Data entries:
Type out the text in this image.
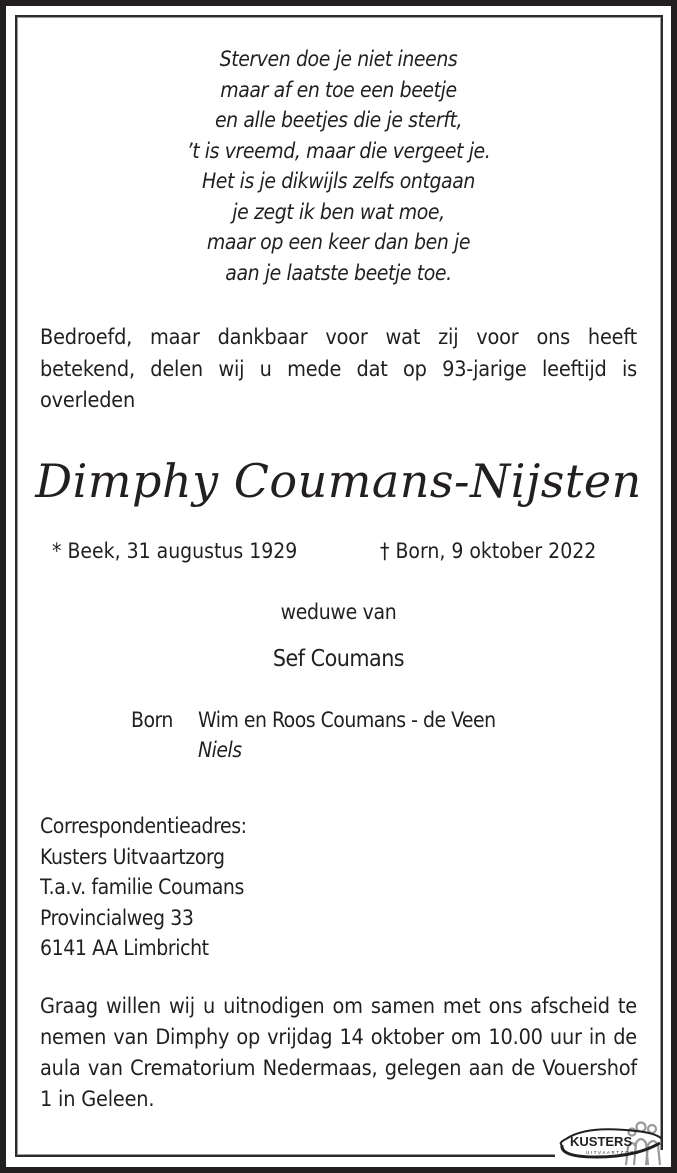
Sterven doe je niet ineens
maar af en toe een beetje
en alle beetjes die je sterft,
’t is vreemd, maar die vergeet je.
Het is je dikwijls zelfs ontgaan
je zegt ik ben wat moe,
maar op een keer dan ben je
aan je laatste beetje toe.
Bedroefd, maar dankbaar voor wat zij voor ons heeft betekend, delen wij u mede dat op 93-jarige leeftijd is overleden
Dimphy Coumans-Nijsten
* Beek, 31 augustus 1929	† Born, 9 oktober 2022
weduwe van
Sef Coumans
Born Wim en Roos Coumans - de Veen
Niels
Correspondentieadres:
Kusters Uitvaartzorg
T.a.v. familie Coumans
Provincialweg 33
6141 AA Limbricht
Graag willen wij u uitnodigen om samen met ons afscheid te nemen van Dimphy op vrijdag 14 oktober om 10.00 uur in de aula van Crematorium Nedermaas, gelegen aan de Vouershof 1 in Geleen.
KUSTERS
UITVAARTZORG
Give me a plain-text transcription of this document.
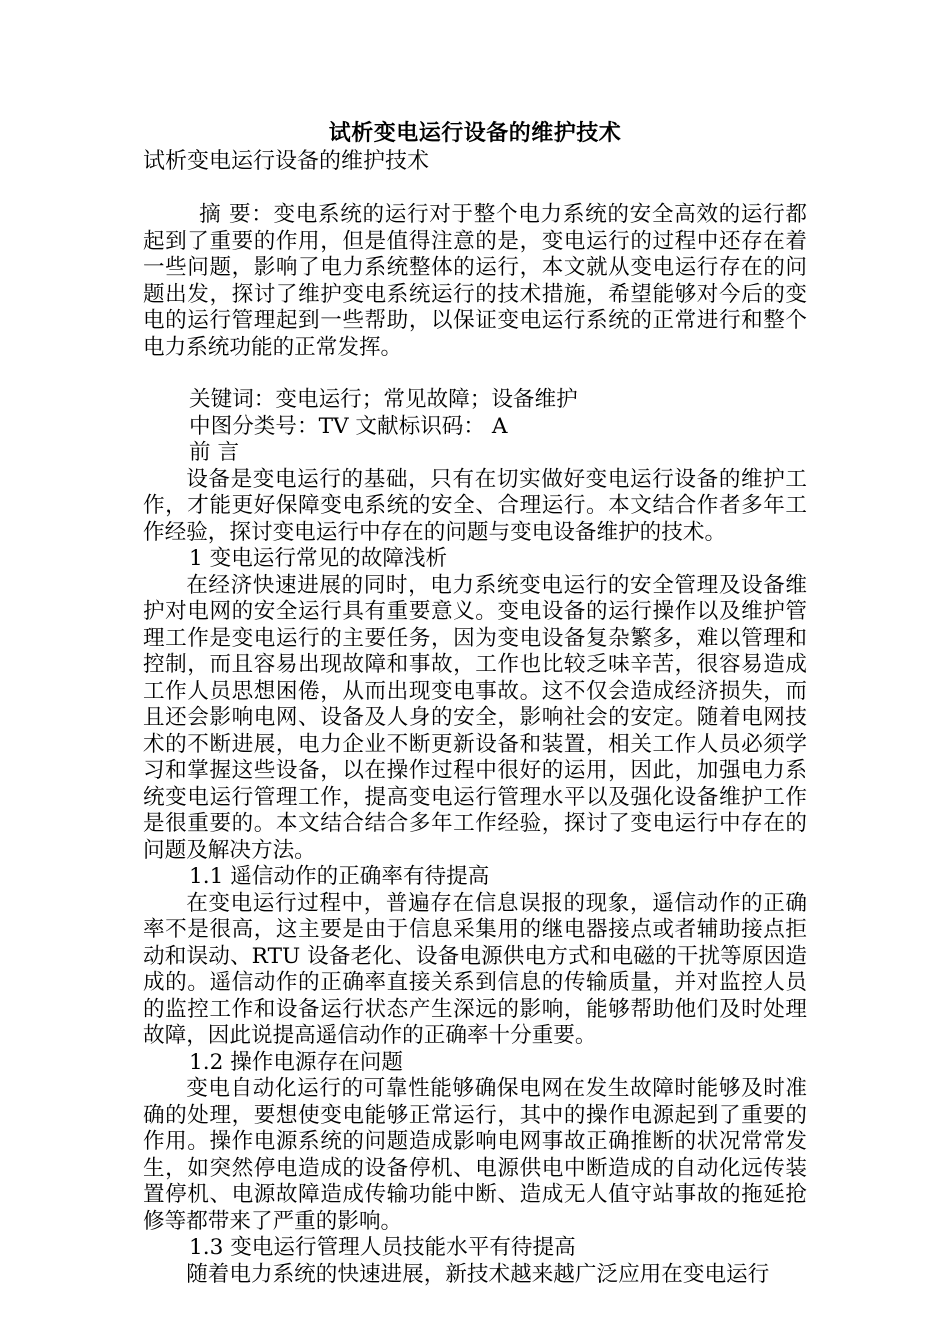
试析变电运行设备的维护技术

试析变电运行设备的维护技术

摘 要：变电系统的运行对于整个电力系统的安全高效的运行都起到了重要的作用，但是值得注意的是，变电运行的过程中还存在着一些问题，影响了电力系统整体的运行，本文就从变电运行存在的问题出发，探讨了维护变电系统运行的技术措施，希望能够对今后的变电的运行管理起到一些帮助，以保证变电运行系统的正常进行和整个电力系统功能的正常发挥。

关键词：变电运行；常见故障；设备维护

中图分类号：TV 文献标识码： A

前 言

设备是变电运行的基础，只有在切实做好变电运行设备的维护工作，才能更好保障变电系统的安全、合理运行。本文结合作者多年工作经验，探讨变电运行中存在的问题与变电设备维护的技术。

1 变电运行常见的故障浅析

在经济快速进展的同时，电力系统变电运行的安全管理及设备维护对电网的安全运行具有重要意义。变电设备的运行操作以及维护管理工作是变电运行的主要任务，因为变电设备复杂繁多，难以管理和控制，而且容易出现故障和事故，工作也比较乏味辛苦，很容易造成工作人员思想困倦，从而出现变电事故。这不仅会造成经济损失，而且还会影响电网、设备及人身的安全，影响社会的安定。随着电网技术的不断进展，电力企业不断更新设备和装置，相关工作人员必须学习和掌握这些设备，以在操作过程中很好的运用，因此，加强电力系统变电运行管理工作，提高变电运行管理水平以及强化设备维护工作是很重要的。本文结合结合多年工作经验，探讨了变电运行中存在的问题及解决方法。

1.1 遥信动作的正确率有待提高

在变电运行过程中，普遍存在信息误报的现象，遥信动作的正确率不是很高，这主要是由于信息采集用的继电器接点或者辅助接点拒动和误动、RTU 设备老化、设备电源供电方式和电磁的干扰等原因造成的。遥信动作的正确率直接关系到信息的传输质量，并对监控人员的监控工作和设备运行状态产生深远的影响，能够帮助他们及时处理故障，因此说提高遥信动作的正确率十分重要。

1.2 操作电源存在问题

变电自动化运行的可靠性能够确保电网在发生故障时能够及时准确的处理，要想使变电能够正常运行，其中的操作电源起到了重要的作用。操作电源系统的问题造成影响电网事故正确推断的状况常常发生，如突然停电造成的设备停机、电源供电中断造成的自动化远传装置停机、电源故障造成传输功能中断、造成无人值守站事故的拖延抢修等都带来了严重的影响。

1.3 变电运行管理人员技能水平有待提高

随着电力系统的快速进展，新技术越来越广泛应用在变电运行
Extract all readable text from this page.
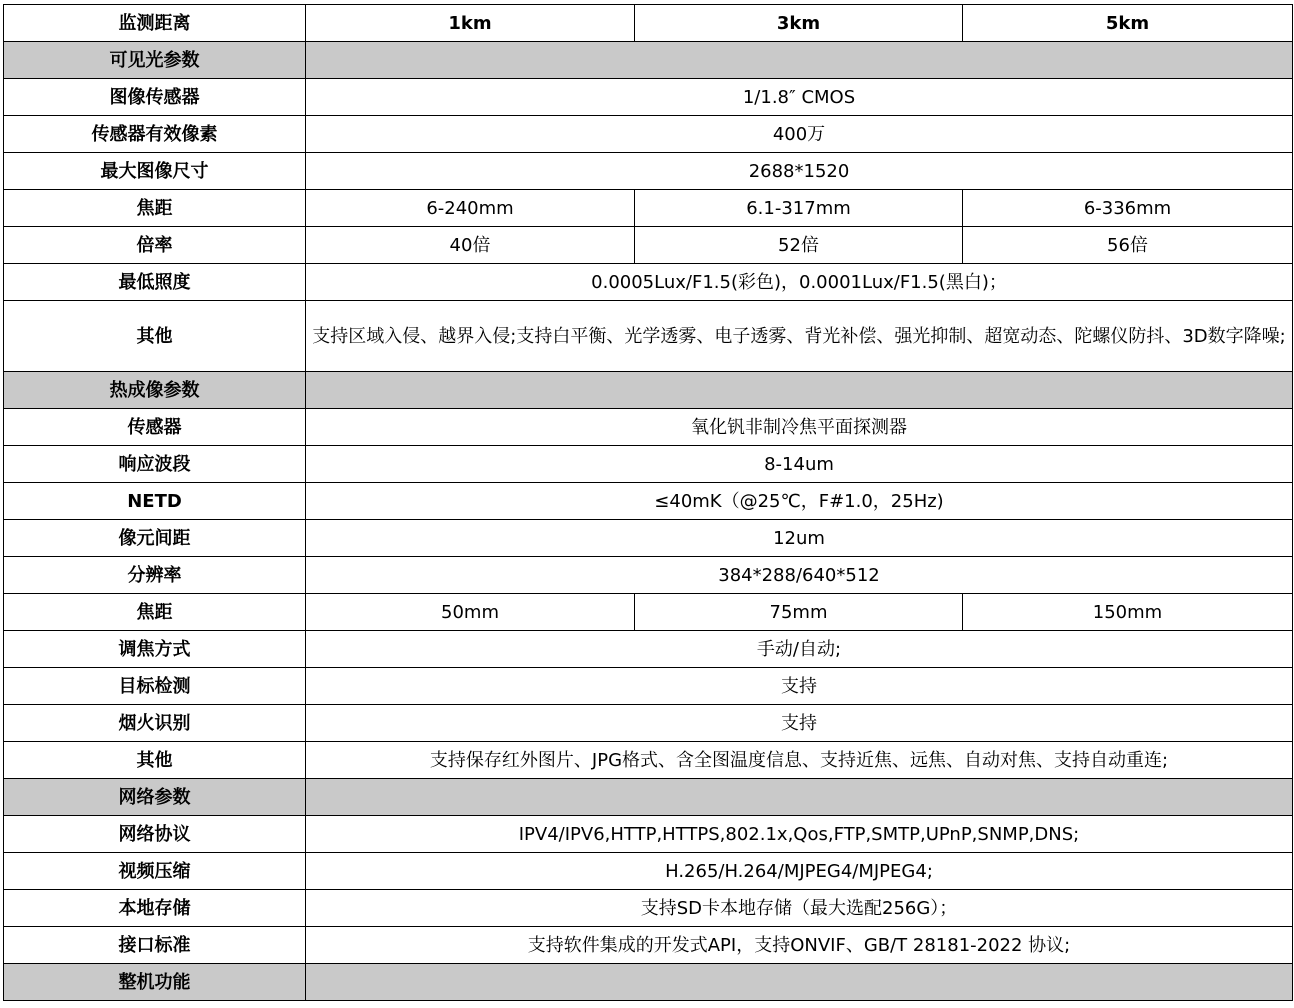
监测距离	1km	3km	5km
可见光参数			
图像传感器	1/1.8″ CMOS		
传感器有效像素	400万		
最大图像尺寸	2688*1520		
焦距	6-240mm	6.1-317mm	6-336mm
倍率	40倍	52倍	56倍
最低照度	0.0005Lux/F1.5(彩色)，0.0001Lux/F1.5(黑白)；		
其他	支持区域入侵、越界入侵;支持白平衡、光学透雾、电子透雾、背光补偿、强光抑制、超宽动态、陀螺仪防抖、3D数字降噪;		
热成像参数			
传感器	氧化钒非制冷焦平面探测器		
响应波段	8-14um		
NETD	≤40mK（@25℃，F#1.0，25Hz)		
像元间距	12um		
分辨率	384*288/640*512		
焦距	50mm	75mm	150mm
调焦方式	手动/自动;		
目标检测	支持		
烟火识别	支持		
其他	支持保存红外图片、JPG格式、含全图温度信息、支持近焦、远焦、自动对焦、支持自动重连;		
网络参数			
网络协议	IPV4/IPV6,HTTP,HTTPS,802.1x,Qos,FTP,SMTP,UPnP,SNMP,DNS;		
视频压缩	H.265/H.264/MJPEG4/MJPEG4;		
本地存储	支持SD卡本地存储（最大选配256G）；		
接口标准	支持软件集成的开发式API，支持ONVIF、GB/T 28181-2022 协议;		
整机功能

• [SET PROBLEM]:
Copy all the data exactly as written, but skip any picture.

• [ANSWER TO THIS EXERCISE]:
Type out the text in this image.
Sterven doe je niet ineens
maar af en toe een beetje
en alle beetjes die je sterft,
’t is vreemd, maar die vergeet je.
Het is je dikwijls zelfs ontgaan
je zegt ik ben wat moe,
maar op een keer dan ben je
aan je laatste beetje toe.
Bedroefd, maar dankbaar voor wat zij voor ons heeft betekend, delen wij u mede dat op 93-jarige leeftijd is overleden
Dimphy Coumans-Nijsten
* Beek, 31 augustus 1929	† Born, 9 oktober 2022
weduwe van
Sef Coumans
Born Wim en Roos Coumans - de Veen
Niels
Correspondentieadres:
Kusters Uitvaartzorg
T.a.v. familie Coumans
Provincialweg 33
6141 AA Limbricht
Graag willen wij u uitnodigen om samen met ons afscheid te nemen van Dimphy op vrijdag 14 oktober om 10.00 uur in de aula van Crematorium Nedermaas, gelegen aan de Vouershof 1 in Geleen.
KUSTERS
UITVAARTZORG
Give me a plain-text transcription of this document.
试析变电运行设备的维护技术

试析变电运行设备的维护技术

摘 要：变电系统的运行对于整个电力系统的安全高效的运行都起到了重要的作用，但是值得注意的是，变电运行的过程中还存在着一些问题，影响了电力系统整体的运行，本文就从变电运行存在的问题出发，探讨了维护变电系统运行的技术措施，希望能够对今后的变电的运行管理起到一些帮助，以保证变电运行系统的正常进行和整个电力系统功能的正常发挥。

关键词：变电运行；常见故障；设备维护

中图分类号：TV 文献标识码： A

前 言

设备是变电运行的基础，只有在切实做好变电运行设备的维护工作，才能更好保障变电系统的安全、合理运行。本文结合作者多年工作经验，探讨变电运行中存在的问题与变电设备维护的技术。

1 变电运行常见的故障浅析

在经济快速进展的同时，电力系统变电运行的安全管理及设备维护对电网的安全运行具有重要意义。变电设备的运行操作以及维护管理工作是变电运行的主要任务，因为变电设备复杂繁多，难以管理和控制，而且容易出现故障和事故，工作也比较乏味辛苦，很容易造成工作人员思想困倦，从而出现变电事故。这不仅会造成经济损失，而且还会影响电网、设备及人身的安全，影响社会的安定。随着电网技术的不断进展，电力企业不断更新设备和装置，相关工作人员必须学习和掌握这些设备，以在操作过程中很好的运用，因此，加强电力系统变电运行管理工作，提高变电运行管理水平以及强化设备维护工作是很重要的。本文结合结合多年工作经验，探讨了变电运行中存在的问题及解决方法。

1.1 遥信动作的正确率有待提高

在变电运行过程中，普遍存在信息误报的现象，遥信动作的正确率不是很高，这主要是由于信息采集用的继电器接点或者辅助接点拒动和误动、RTU 设备老化、设备电源供电方式和电磁的干扰等原因造成的。遥信动作的正确率直接关系到信息的传输质量，并对监控人员的监控工作和设备运行状态产生深远的影响，能够帮助他们及时处理故障，因此说提高遥信动作的正确率十分重要。

1.2 操作电源存在问题

变电自动化运行的可靠性能够确保电网在发生故障时能够及时准确的处理，要想使变电能够正常运行，其中的操作电源起到了重要的作用。操作电源系统的问题造成影响电网事故正确推断的状况常常发生，如突然停电造成的设备停机、电源供电中断造成的自动化远传装置停机、电源故障造成传输功能中断、造成无人值守站事故的拖延抢修等都带来了严重的影响。

1.3 变电运行管理人员技能水平有待提高

随着电力系统的快速进展，新技术越来越广泛应用在变电运行
Extract all readable text from this page.
监测距离	1km	3km	5km
可见光参数			
图像传感器	1/1.8″ CMOS		
传感器有效像素	400万		
最大图像尺寸	2688*1520		
焦距	6-240mm	6.1-317mm	6-336mm
倍率	40倍	52倍	56倍
最低照度	0.0005Lux/F1.5(彩色)，0.0001Lux/F1.5(黑白)；		
其他	支持区域入侵、越界入侵;支持白平衡、光学透雾、电子透雾、背光补偿、强光抑制、超宽动态、陀螺仪防抖、3D数字降噪;		
热成像参数			
传感器	氧化钒非制冷焦平面探测器		
响应波段	8-14um		
NETD	≤40mK（@25℃，F#1.0，25Hz)		
像元间距	12um		
分辨率	384*288/640*512		
焦距	50mm	75mm	150mm
调焦方式	手动/自动;		
目标检测	支持		
烟火识别	支持		
其他	支持保存红外图片、JPG格式、含全图温度信息、支持近焦、远焦、自动对焦、支持自动重连;		
网络参数			
网络协议	IPV4/IPV6,HTTP,HTTPS,802.1x,Qos,FTP,SMTP,UPnP,SNMP,DNS;		
视频压缩	H.265/H.264/MJPEG4/MJPEG4;		
本地存储	支持SD卡本地存储（最大选配256G）；		
接口标准	支持软件集成的开发式API，支持ONVIF、GB/T 28181-2022 协议;		
整机功能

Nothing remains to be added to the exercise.